Testo ::
Un incubo che sembrava scongiurato e che invece torna a rimbalzare sulla cronaca. E' arrivata nell'ospedale livornese venerdì scorso con una diagnosi che non lascia speranze, un caso raro, anzi rarissimo per il nostro Paese: encefalite spongiforme, meglio conosciuta come virus della «mucca pazza». Ora, la donna, una livornese di 42 anni, si trova nel reparto di cure palliative in condizioni disperate. Il morbo le era già stato diagnosticato nel 2009: l'Istituto Superiore di Sanità aveva già confermato la positività della donna al morbo di Creutzfeldt-Jackob, segnalando il caso al Ministero della Salute. È il secondo caso della malattia registrato in Italia; il primo colpì una donna siciliana nel 2002.
IL PRIMARIO - «Non sappiamo dove abbia contratto il virus perché è difficile stabilire i tempi di incubazione della malattia che possono essere molto lunghi», ha spiegato Spartaco Sani, primario del reparto di Malattie infettive di Livorno. Dal 2003, secondo il registro dell'Istituto superiore di Sanità, si tratta del secondo malato affetto dalla variante della sindrome di Creutzfeldt- Jakob, quella che si contrae mangiando carne bovina. «Comunque, non c'è nessun allarme e la malattia non viene trasmessa da umano a umano e non è quindi contagiosa» ha tenuto a precisare Sani.
LA MALATTIA - I primi malesseri si erano manifestati qualche anno fa, con alcuni disturbi che al tempo sembravano da ricondurre a problemi del sistema neurologico. All'inizio del 2009, è arrivata la drammatica diagnosi: mucca pazza. Nei mesi scorsi, la donna, ha effettuato delle visite in centri specializzati a Milano. Un viaggio della speranza, che si è concluso drammaticamente con l'esito degli esami eseguiti all'istituto “Besta”, qui è stata sottoposta alle terapie, ma non si è riusciti ad arrestare l’avanzata del male. Nel centro di eccellenza, i medici hanno confermato che la cosiddetta encefalite da prione ha aggredito il sistema nervoso della donna. Venerdì scorso c'è stato il ritorno dalla famiglia nella città labronica e il ricovero nel reparto di cure palliative dove ora si trova.
COLDIRETTI: «NESSUN ALLARME» - «Se confermato, è una eredità del lontano passato facilmente prevedibile, per i lunghi tempi di incubazione della malattia, che non ha nulla a che fare con il consumo della carne italiana, che è del tutto sicuro grazie ad un rigido sistema di controlli introdotto con successo nel 2001 per far fronte all’emergenza Bse». È il commento della Coldiretti in riferimento al caso probabile di morbo della mucca pazza contratto dalla donna di Livorno. «La Bse è praticamente scomparsa da anni dagli allevamenti italiani per l’efficacia delle misure adottate per far fronte all’emergenza come - sottolinea la Coldiretti - il monitoraggio di tutti gli animali macellati sopra i 30 mesi, il divieto dell’uso delle farine animali nell’alimentazione del bestiame e l’eliminazione degli organi a rischio Bse dalla catena alimentare. Ma anche e soprattutto - prosegue la nota - l’introduzione, a partire dal primo gennaio 2002, di un sistema obbligatorio di etichettatura che consente di conoscere l’origine della carne acquistata»

[Dati per l'analisi del layout dei documenti]
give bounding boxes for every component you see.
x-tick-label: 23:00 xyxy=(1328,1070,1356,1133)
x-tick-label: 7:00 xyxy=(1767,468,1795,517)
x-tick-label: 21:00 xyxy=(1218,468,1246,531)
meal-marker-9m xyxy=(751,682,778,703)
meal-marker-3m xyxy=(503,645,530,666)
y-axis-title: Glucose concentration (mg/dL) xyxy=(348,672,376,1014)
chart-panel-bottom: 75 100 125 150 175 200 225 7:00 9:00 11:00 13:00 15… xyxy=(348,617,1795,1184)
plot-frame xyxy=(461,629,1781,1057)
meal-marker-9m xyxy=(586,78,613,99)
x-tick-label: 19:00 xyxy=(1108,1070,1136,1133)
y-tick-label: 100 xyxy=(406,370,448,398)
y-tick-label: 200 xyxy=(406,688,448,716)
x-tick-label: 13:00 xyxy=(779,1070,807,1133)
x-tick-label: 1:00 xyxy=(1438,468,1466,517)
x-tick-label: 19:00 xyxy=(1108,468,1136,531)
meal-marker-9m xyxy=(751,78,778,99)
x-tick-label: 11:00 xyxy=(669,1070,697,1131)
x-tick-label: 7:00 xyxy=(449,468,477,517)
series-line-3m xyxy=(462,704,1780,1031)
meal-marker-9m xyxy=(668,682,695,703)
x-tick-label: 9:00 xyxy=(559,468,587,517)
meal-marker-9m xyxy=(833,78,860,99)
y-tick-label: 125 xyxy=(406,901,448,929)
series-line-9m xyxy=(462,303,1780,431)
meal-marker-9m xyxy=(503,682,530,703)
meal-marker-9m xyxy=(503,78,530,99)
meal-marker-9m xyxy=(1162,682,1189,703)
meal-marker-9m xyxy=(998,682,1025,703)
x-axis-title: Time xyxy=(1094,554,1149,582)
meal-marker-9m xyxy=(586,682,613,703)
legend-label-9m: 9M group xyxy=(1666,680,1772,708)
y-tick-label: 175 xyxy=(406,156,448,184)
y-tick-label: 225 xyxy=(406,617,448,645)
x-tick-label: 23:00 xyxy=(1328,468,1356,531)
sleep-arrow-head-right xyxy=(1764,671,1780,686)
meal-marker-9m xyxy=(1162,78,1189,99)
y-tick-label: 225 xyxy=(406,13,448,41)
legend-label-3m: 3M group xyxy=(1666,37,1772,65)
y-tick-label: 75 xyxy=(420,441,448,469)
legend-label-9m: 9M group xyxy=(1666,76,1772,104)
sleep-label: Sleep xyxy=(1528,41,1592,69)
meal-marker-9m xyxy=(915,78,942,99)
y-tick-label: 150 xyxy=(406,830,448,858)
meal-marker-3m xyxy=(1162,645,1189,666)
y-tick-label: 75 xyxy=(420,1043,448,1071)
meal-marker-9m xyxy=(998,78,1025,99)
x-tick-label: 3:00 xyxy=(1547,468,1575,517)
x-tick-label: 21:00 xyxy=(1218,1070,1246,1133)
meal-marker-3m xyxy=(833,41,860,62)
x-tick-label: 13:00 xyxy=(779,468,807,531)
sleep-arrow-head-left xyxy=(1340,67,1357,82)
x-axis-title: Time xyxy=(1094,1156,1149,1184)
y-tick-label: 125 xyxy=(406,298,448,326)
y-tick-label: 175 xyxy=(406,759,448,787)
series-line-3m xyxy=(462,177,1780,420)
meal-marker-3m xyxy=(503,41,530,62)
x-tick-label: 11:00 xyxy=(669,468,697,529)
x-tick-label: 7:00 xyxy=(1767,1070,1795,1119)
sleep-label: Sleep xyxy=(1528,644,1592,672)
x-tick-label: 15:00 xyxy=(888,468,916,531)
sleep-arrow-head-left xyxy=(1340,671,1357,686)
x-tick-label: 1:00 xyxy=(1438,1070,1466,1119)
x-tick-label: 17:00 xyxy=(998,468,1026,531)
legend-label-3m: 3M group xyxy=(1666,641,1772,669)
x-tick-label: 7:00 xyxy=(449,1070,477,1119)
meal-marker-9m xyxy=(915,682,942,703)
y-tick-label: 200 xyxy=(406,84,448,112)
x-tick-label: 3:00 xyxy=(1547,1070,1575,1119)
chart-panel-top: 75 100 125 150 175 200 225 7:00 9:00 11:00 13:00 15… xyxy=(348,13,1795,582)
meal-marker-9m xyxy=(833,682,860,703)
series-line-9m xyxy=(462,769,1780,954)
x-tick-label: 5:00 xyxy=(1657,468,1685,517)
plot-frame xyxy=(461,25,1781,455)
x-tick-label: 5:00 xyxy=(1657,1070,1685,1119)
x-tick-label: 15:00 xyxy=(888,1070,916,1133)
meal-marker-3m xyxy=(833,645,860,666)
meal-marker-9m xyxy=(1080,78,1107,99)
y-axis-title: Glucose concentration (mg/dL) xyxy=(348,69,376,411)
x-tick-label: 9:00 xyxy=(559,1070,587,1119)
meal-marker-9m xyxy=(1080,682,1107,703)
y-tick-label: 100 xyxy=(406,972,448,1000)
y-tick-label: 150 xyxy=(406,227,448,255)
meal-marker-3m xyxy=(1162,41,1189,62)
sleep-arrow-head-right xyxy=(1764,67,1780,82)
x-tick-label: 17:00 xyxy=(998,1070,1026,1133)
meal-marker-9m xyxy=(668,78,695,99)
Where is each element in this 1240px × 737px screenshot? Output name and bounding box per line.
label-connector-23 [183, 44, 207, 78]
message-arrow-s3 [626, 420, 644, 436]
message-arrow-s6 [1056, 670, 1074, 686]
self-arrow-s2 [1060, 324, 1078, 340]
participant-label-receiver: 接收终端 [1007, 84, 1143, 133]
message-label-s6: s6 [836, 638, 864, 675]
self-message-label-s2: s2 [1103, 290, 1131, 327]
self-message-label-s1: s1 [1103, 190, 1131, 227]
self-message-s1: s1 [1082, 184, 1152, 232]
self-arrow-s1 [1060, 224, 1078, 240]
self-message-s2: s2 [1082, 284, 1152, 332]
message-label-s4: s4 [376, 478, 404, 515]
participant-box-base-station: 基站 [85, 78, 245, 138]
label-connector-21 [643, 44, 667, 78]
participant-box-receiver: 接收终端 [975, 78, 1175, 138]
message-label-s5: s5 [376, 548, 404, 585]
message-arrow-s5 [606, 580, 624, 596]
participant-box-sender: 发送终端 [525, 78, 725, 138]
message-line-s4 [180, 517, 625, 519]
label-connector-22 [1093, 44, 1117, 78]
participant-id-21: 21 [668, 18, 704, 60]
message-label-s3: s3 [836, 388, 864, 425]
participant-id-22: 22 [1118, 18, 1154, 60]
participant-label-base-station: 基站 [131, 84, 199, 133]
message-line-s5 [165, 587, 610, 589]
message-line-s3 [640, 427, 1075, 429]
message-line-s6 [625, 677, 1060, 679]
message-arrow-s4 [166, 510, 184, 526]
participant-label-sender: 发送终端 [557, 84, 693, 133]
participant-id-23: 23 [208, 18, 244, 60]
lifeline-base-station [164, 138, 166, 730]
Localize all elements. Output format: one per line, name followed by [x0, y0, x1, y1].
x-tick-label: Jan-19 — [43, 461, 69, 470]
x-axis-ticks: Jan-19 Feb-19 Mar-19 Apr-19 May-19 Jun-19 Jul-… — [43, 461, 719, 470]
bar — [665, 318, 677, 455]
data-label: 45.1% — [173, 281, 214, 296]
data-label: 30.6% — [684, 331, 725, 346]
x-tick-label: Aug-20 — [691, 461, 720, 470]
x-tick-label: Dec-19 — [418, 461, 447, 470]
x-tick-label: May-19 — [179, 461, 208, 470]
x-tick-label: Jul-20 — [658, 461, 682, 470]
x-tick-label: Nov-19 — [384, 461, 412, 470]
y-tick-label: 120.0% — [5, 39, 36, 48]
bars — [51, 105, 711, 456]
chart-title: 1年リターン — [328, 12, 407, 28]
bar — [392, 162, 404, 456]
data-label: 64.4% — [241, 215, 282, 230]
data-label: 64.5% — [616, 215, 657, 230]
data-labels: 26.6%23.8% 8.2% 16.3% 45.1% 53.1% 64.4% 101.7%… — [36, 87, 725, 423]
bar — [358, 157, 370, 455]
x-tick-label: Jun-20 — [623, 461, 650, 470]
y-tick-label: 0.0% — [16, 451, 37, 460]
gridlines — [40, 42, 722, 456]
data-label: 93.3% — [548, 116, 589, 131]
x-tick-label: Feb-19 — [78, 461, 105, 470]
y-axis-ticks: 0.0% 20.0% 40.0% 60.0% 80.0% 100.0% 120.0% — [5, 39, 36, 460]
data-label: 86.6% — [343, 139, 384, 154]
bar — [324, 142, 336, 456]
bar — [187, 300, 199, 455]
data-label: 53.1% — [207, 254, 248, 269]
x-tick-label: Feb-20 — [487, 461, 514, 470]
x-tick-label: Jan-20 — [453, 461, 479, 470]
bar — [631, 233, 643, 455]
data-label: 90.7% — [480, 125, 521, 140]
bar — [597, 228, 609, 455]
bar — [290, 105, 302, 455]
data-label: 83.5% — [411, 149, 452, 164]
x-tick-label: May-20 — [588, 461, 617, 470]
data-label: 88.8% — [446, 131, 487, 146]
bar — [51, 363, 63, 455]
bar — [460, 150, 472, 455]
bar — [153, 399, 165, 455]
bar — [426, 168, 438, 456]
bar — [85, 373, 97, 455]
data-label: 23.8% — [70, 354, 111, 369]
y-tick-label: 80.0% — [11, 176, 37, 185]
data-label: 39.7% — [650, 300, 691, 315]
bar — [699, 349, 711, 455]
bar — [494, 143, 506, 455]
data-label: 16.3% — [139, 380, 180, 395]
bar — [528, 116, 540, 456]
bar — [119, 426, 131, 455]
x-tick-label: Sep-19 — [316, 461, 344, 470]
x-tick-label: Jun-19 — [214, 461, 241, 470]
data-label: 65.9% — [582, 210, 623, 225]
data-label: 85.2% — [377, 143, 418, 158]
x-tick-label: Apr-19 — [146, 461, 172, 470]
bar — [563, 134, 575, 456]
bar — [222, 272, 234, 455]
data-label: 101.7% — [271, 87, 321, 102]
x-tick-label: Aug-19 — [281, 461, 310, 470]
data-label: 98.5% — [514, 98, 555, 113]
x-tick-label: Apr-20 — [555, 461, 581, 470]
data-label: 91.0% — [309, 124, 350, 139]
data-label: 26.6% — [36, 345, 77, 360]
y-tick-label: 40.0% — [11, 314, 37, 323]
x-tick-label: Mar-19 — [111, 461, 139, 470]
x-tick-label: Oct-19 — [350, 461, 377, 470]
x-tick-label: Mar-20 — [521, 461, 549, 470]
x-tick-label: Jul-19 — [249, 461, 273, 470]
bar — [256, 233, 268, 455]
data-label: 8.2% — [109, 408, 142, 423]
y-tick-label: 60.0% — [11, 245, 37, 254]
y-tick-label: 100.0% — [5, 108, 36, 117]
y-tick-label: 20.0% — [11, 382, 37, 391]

Consegna :: Riproduci fedelmente il brano dell'articolo sul caso di mucca pazza a Livorno che va da "LA MALATTIA - I" fino a "ora si trova.". Le righe costituiscono materiale a sé, distinto dal testo.

Risposta ::
LA MALATTIA - I primi malesseri si erano manifestati qualche anno fa, con alcuni disturbi che al tempo sembravano da ricondurre a problemi del sistema neurologico. All'inizio del 2009, è arrivata la drammatica diagnosi: mucca pazza. Nei mesi scorsi, la donna, ha effettuato delle visite in centri specializzati a Milano. Un viaggio della speranza, che si è concluso drammaticamente con l'esito degli esami eseguiti all'istituto “Besta”, qui è stata sottoposta alle terapie, ma non si è riusciti ad arrestare l’avanzata del male. Nel centro di eccellenza, i medici hanno confermato che la cosiddetta encefalite da prione ha aggredito il sistema nervoso della donna. Venerdì scorso c'è stato il ritorno dalla famiglia nella città labronica e il ricovero nel reparto di cure palliative dove ora si trova.